Collected data entries
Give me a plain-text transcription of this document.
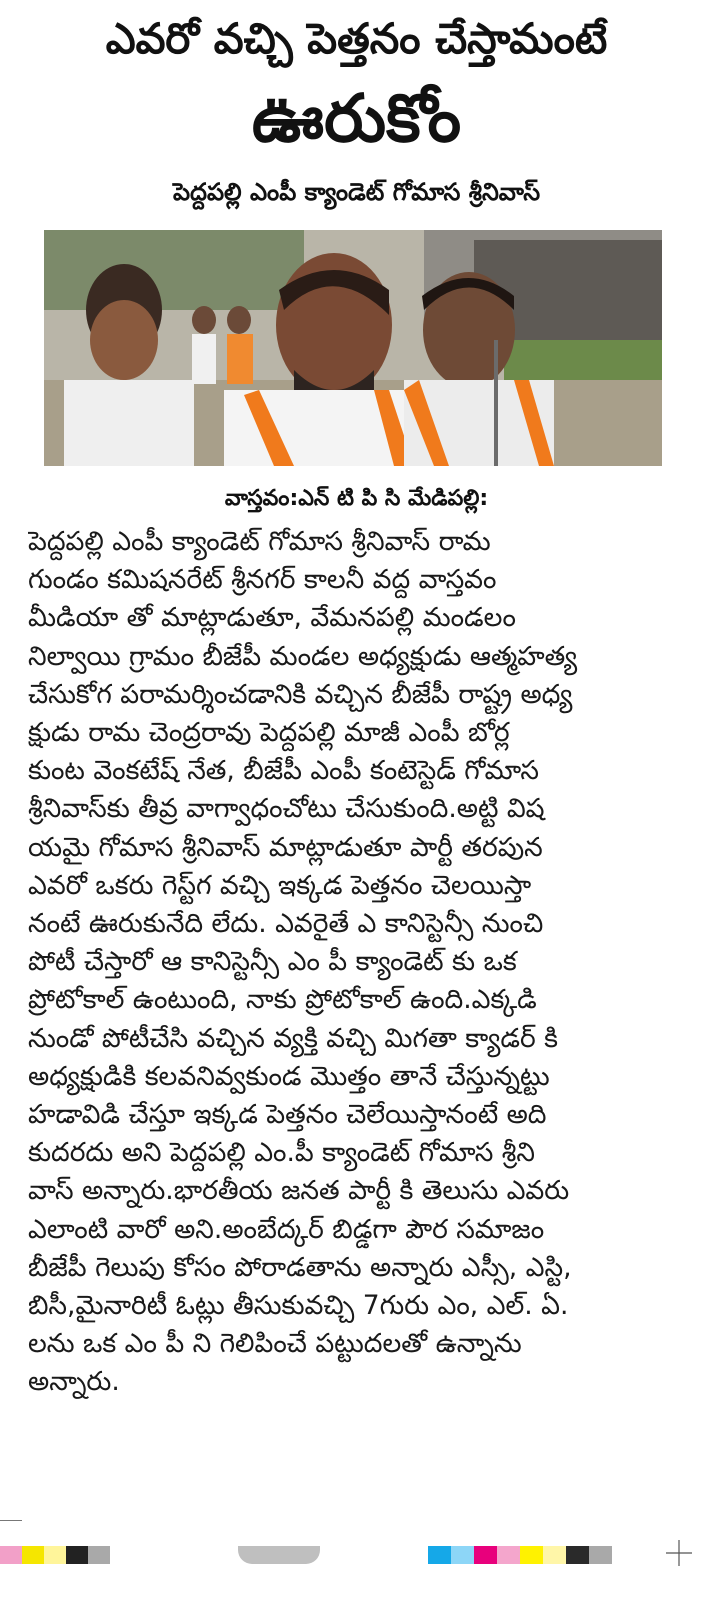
ఎవరో వచ్చి పెత్తనం చేస్తామంటే
ఊరుకోం
పెద్దపల్లి ఎంపీ క్యాండెట్ గోమాస శ్రీనివాస్
వాస్తవం:ఎన్ టి పి సి మేడిపల్లి:
పెద్దపల్లి ఎంపీ క్యాండెట్ గోమాస శ్రీనివాస్ రామ
గుండం కమిషనరేట్ శ్రీనగర్ కాలనీ వద్ద వాస్తవం
మీడియా తో మాట్లాడుతూ, వేమనపల్లి మండలం
నిల్వాయి గ్రామం బీజేపీ మండల అధ్యక్షుడు ఆత్మహత్య
చేసుకోగ పరామర్శించడానికి వచ్చిన బీజేపీ రాష్ట్ర అధ్య
క్షుడు రామ చెంద్రరావు పెద్దపల్లి మాజీ ఎంపీ బోర్ల
కుంట వెంకటేష్ నేత, బీజేపీ ఎంపీ కంటెస్టెడ్ గోమాస
శ్రీనివాస్‌కు తీవ్ర వాగ్వాధంచోటు చేసుకుంది.అట్టి విష
యమై గోమాస శ్రీనివాస్ మాట్లాడుతూ పార్టీ తరపున
ఎవరో ఒకరు గెస్ట్‌గ వచ్చి ఇక్కడ పెత్తనం చెలయిస్తా
నంటే ఊరుకునేది లేదు. ఎవరైతే ఎ కానిస్టెన్సీ నుంచి
పోటీ చేస్తారో ఆ కానిస్టెన్సీ ఎం పీ క్యాండెట్ కు ఒక
ప్రోటోకాల్ ఉంటుంది, నాకు ప్రోటోకాల్ ఉంది.ఎక్కడి
నుండో పోటీచేసి వచ్చిన వ్యక్తి వచ్చి మిగతా క్యాడర్ కి
అధ్యక్షుడికి కలవనివ్వకుండ మొత్తం తానే చేస్తున్నట్టు
హడావిడి చేస్తూ ఇక్కడ పెత్తనం చెలేయిస్తానంటే అది
కుదరదు అని పెద్దపల్లి ఎం.పీ క్యాండెట్ గోమాస శ్రీని
వాస్ అన్నారు.భారతీయ జనత పార్టీ కి తెలుసు ఎవరు
ఎలాంటి వారో అని.అంబేద్కర్ బిడ్డగా పౌర సమాజం
బీజేపీ గెలుపు కోసం పోరాడతాను అన్నారు ఎస్సీ, ఎస్టి,
బిసీ,మైనారిటీ ఓట్లు తీసుకువచ్చి 7గురు ఎం, ఎల్. ఏ.
లను ఒక ఎం పీ ని గెలిపించే పట్టుదలతో ఉన్నాను
అన్నారు.
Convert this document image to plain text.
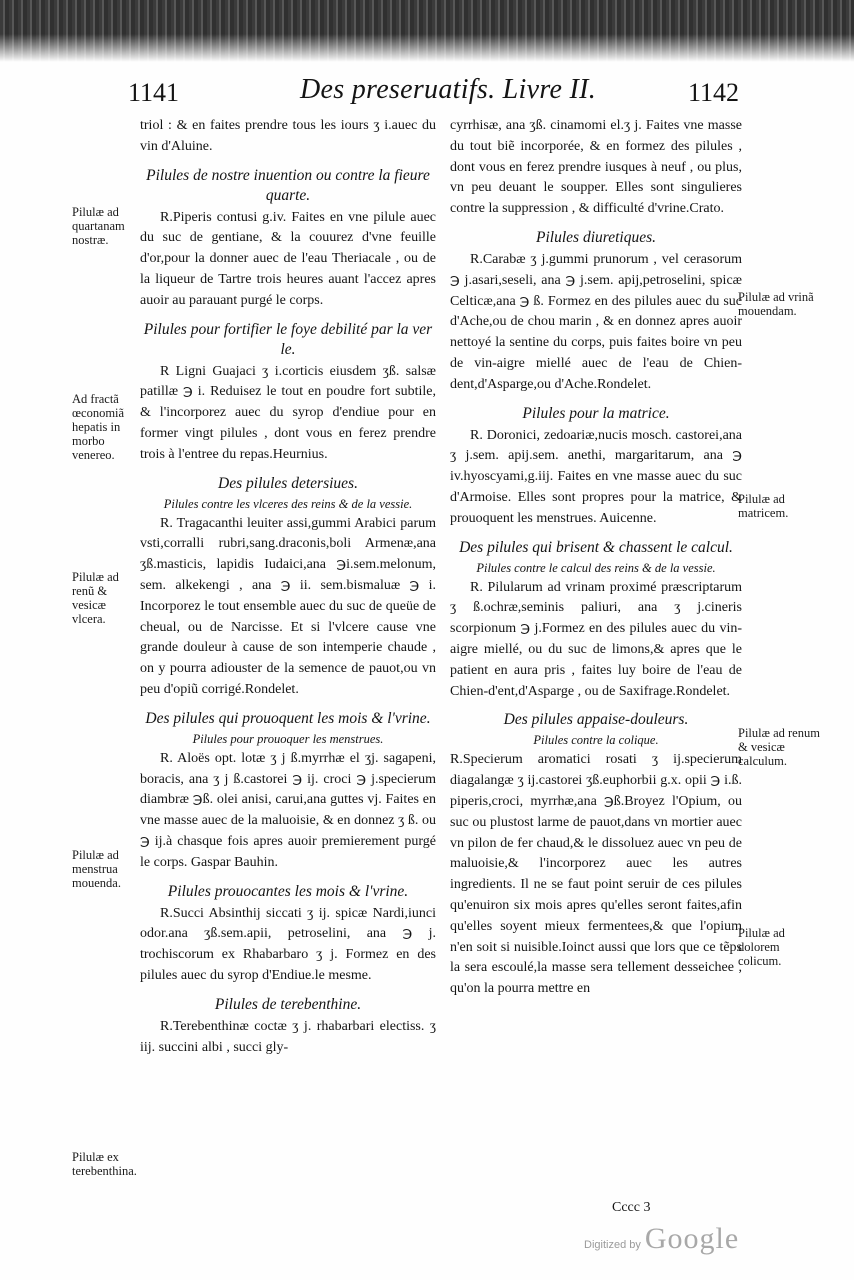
1141	Des preseruatifs. Livre II.	1142

triol : & en faites prendre tous les iours ʒ i.auec du vin d'Aluine.

Pilules de nostre inuention ou contre la fieure quarte.

R.Piperis contusi g.iv. Faites en vne pilule auec du suc de gentiane, & la couurez d'vne feuille d'or,pour la donner auec de l'eau Theriacale , ou de la liqueur de Tartre trois heures auant l'accez apres auoir au parauant purgé le corps.

Pilules pour fortifier le foye debilité par la ver le.

R Ligni Guajaci ʒ i.corticis eiusdem ʒß. salsæ patillæ ℈ i. Reduisez le tout en poudre fort subtile, & l'incorporez auec du syrop d'endiue pour en former vingt pilules , dont vous en ferez prendre trois à l'entree du repas.Heurnius.

Des pilules detersiues.

Pilules contre les vlceres des reins & de la vessie.

R. Tragacanthi leuiter assi,gummi Arabici parum vsti,corralli rubri,sang.draconis,boli Armenæ,ana ʒß.masticis, lapidis Iudaici,ana ℈i.sem.melonum, sem. alkekengi , ana ℈ ii. sem.bismaluæ ℈ i. Incorporez le tout ensemble auec du suc de queüe de cheual, ou de Narcisse. Et si l'vlcere cause vne grande douleur à cause de son intemperie chaude , on y pourra adiouster de la semence de pauot,ou vn peu d'opiũ corrigé.Rondelet.

Des pilules qui prouoquent les mois & l'vrine.

Pilules pour prouoquer les menstrues.

R. Aloës opt. lotæ ʒ j ß.myrrhæ el ʒj. sagapeni, boracis, ana ʒ j ß.castorei ℈ ij. croci ℈ j.specierum diambræ ℈ß. olei anisi, carui,ana guttes vj. Faites en vne masse auec de la maluoisie, & en donnez ʒ ß. ou ℈ ij.à chasque fois apres auoir premierement purgé le corps. Gaspar Bauhin.

Pilules prouocantes les mois & l'vrine.

R.Succi Absinthij siccati ʒ ij. spicæ Nardi,iunci odor.ana ʒß.sem.apii, petroselini, ana ℈ j. trochiscorum ex Rhabarbaro ʒ j. Formez en des pilules auec du syrop d'Endiue.le mesme.

Pilules de terebenthine.

R.Terebenthinæ coctæ ʒ j. rhabarbari electiss. ʒ iij. succini albi , succi gly-

cyrrhisæ, ana ʒß. cinamomi el.ʒ j. Faites vne masse du tout biẽ incorporée, & en formez des pilules , dont vous en ferez prendre iusques à neuf , ou plus, vn peu deuant le soupper. Elles sont singulieres contre la suppression , & difficulté d'vrine.Crato.

Pilules diuretiques.

R.Carabæ ʒ j.gummi prunorum , vel cerasorum ℈ j.asari,seseli, ana ℈ j.sem. apij,petroselini, spicæ Celticæ,ana ℈ ß. Formez en des pilules auec du suc d'Ache,ou de chou marin , & en donnez apres auoir nettoyé la sentine du corps, puis faites boire vn peu de vin-aigre miellé auec de l'eau de Chien-dent,d'Asparge,ou d'Ache.Rondelet.

Pilules pour la matrice.

R. Doronici, zedoariæ,nucis mosch. castorei,ana ʒ j.sem. apij.sem. anethi, margaritarum, ana ℈ iv.hyoscyami,g.iij. Faites en vne masse auec du suc d'Armoise. Elles sont propres pour la matrice, & prouoquent les menstrues. Auicenne.

Des pilules qui brisent & chassent le calcul.

Pilules contre le calcul des reins & de la vessie.

R. Pilularum ad vrinam proximé præscriptarum ʒ ß.ochræ,seminis paliuri, ana ʒ j.cineris scorpionum ℈ j.Formez en des pilules auec du vin-aigre miellé, ou du suc de limons,& apres que le patient en aura pris , faites luy boire de l'eau de Chien-d'ent,d'Asparge , ou de Saxifrage.Rondelet.

Des pilules appaise-douleurs.

Pilules contre la colique.

R.Specierum aromatici rosati ʒ ij.specierum diagalangæ ʒ ij.castorei ʒß.euphorbii g.x. opii ℈ i.ß. piperis,croci, myrrhæ,ana ℈ß.Broyez l'Opium, ou suc ou plustost larme de pauot,dans vn mortier auec vn pilon de fer chaud,& le dissoluez auec vn peu de maluoisie,& l'incorporez auec les autres ingredients. Il ne se faut point seruir de ces pilules qu'enuiron six mois apres qu'elles seront faites,afin qu'elles soyent mieux fermentees,& que l'opium n'en soit si nuisible.Ioinct aussi que lors que ce tẽps la sera escoulé,la masse sera tellement desseichee , qu'on la pourra mettre en

Pilulæ ad quartanam nostræ.
Ad fractã œconomiã hepatis in morbo venereo.
Pilulæ ad renũ & vesicæ vlcera.
Pilulæ ad menstrua mouenda.
Pilulæ ex terebenthina.
Pilulæ ad vrinã mouendam.
Pilulæ ad matricem.
Pilulæ ad renum & vesicæ calculum.
Pilulæ ad dolorem colicum.
Cccc 3
Digitized by Google
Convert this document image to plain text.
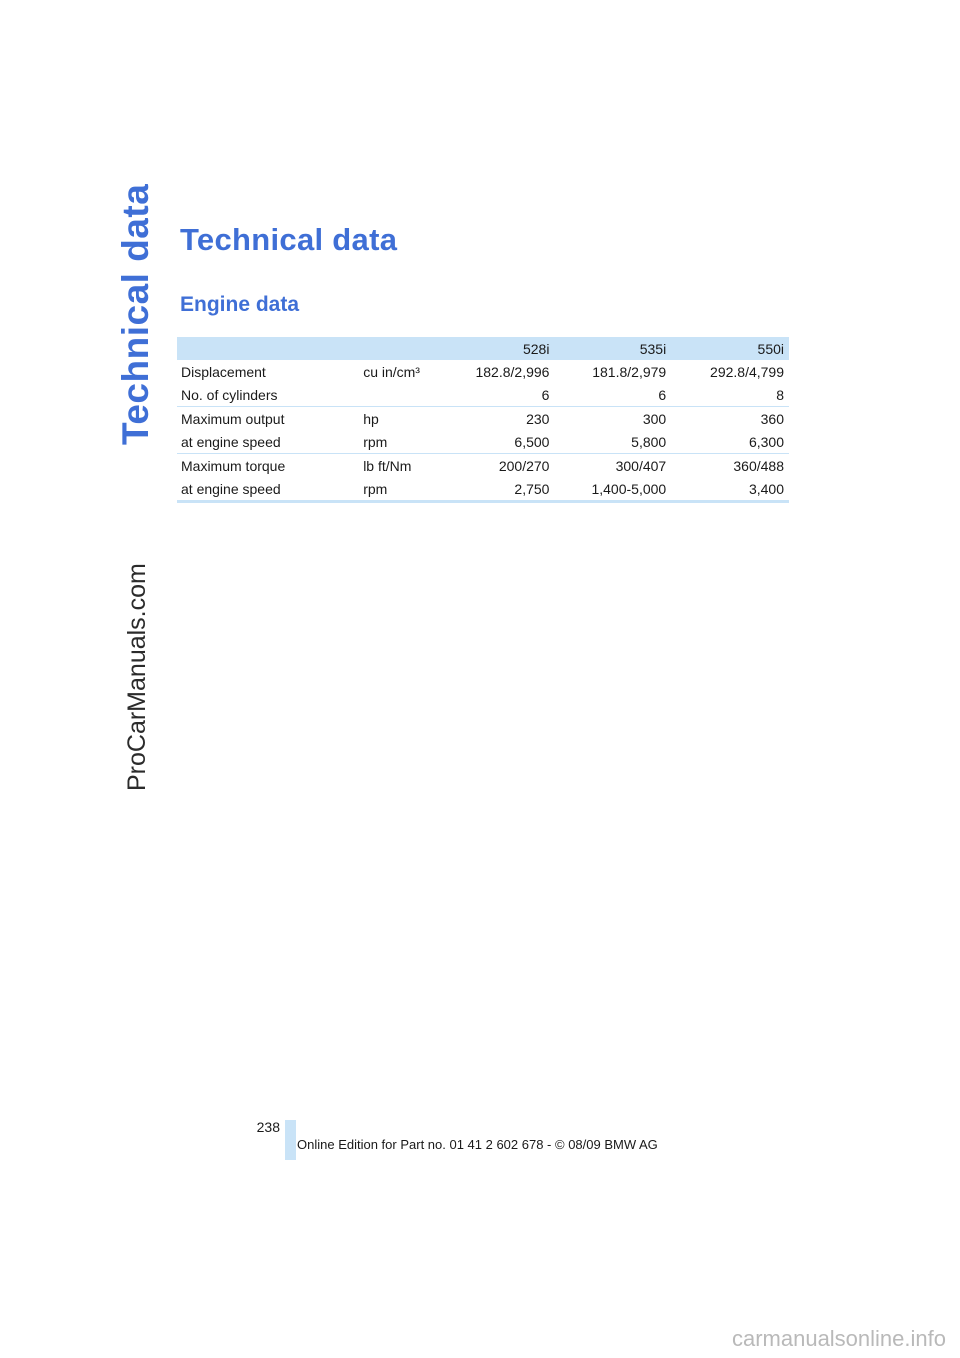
Technical data
ProCarManuals.com
Technical data
Engine data
		528i	535i	550i
Displacement	cu in/cm³	182.8/2,996	181.8/2,979	292.8/4,799
No. of cylinders		6	6	8
Maximum output	hp	230	300	360
at engine speed	rpm	6,500	5,800	6,300
Maximum torque	lb ft/Nm	200/270	300/407	360/488
at engine speed	rpm	2,750	1,400-5,000	3,400
238
Online Edition for Part no. 01 41 2 602 678 - © 08/09 BMW AG
carmanualsonline.info
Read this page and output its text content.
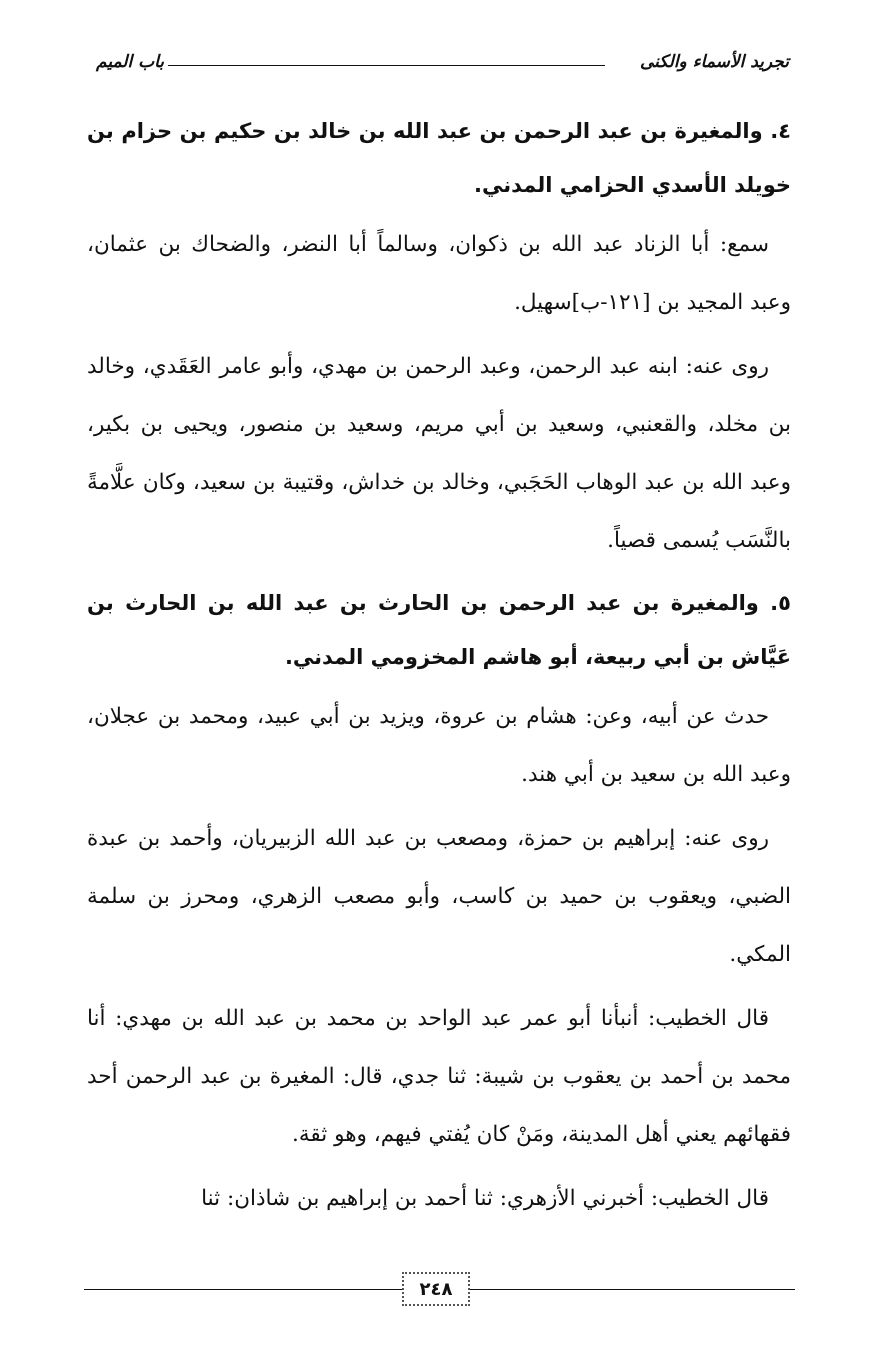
تجريد الأسماء والكنى
باب الميم

٤. والمغيرة بن عبد الرحمن بن عبد الله بن خالد بن حكيم بن حزام بن خويلد الأسدي الحزامي المدني.

سمع: أبا الزناد عبد الله بن ذكوان، وسالماً أبا النضر، والضحاك بن عثمان، وعبد المجيد بن [١٢١-ب]سهيل.

روى عنه: ابنه عبد الرحمن، وعبد الرحمن بن مهدي، وأبو عامر العَقَدي، وخالد بن مخلد، والقعنبي، وسعيد بن أبي مريم، وسعيد بن منصور، ويحيى بن بكير، وعبد الله بن عبد الوهاب الحَجَبي، وخالد بن خداش، وقتيبة بن سعيد، وكان علَّامةً بالنَّسَب يُسمى قصياً.

٥. والمغيرة بن عبد الرحمن بن الحارث بن عبد الله بن الحارث بن عَيَّاش بن أبي ربيعة، أبو هاشم المخزومي المدني.

حدث عن أبيه، وعن: هشام بن عروة، ويزيد بن أبي عبيد، ومحمد بن عجلان، وعبد الله بن سعيد بن أبي هند.

روى عنه: إبراهيم بن حمزة، ومصعب بن عبد الله الزبيريان، وأحمد بن عبدة الضبي، ويعقوب بن حميد بن كاسب، وأبو مصعب الزهري، ومحرز بن سلمة المكي.

قال الخطيب: أنبأنا أبو عمر عبد الواحد بن محمد بن عبد الله بن مهدي: أنا محمد بن أحمد بن يعقوب بن شيبة: ثنا جدي، قال: المغيرة بن عبد الرحمن أحد فقهائهم يعني أهل المدينة، ومَنْ كان يُفتي فيهم، وهو ثقة.

قال الخطيب: أخبرني الأزهري: ثنا أحمد بن إبراهيم بن شاذان: ثنا

٢٤٨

# [What you are asked to do]
Going through the entries above line by line, work out how many lines include the word "وعبد". Only the number is required.

# [Final result]
3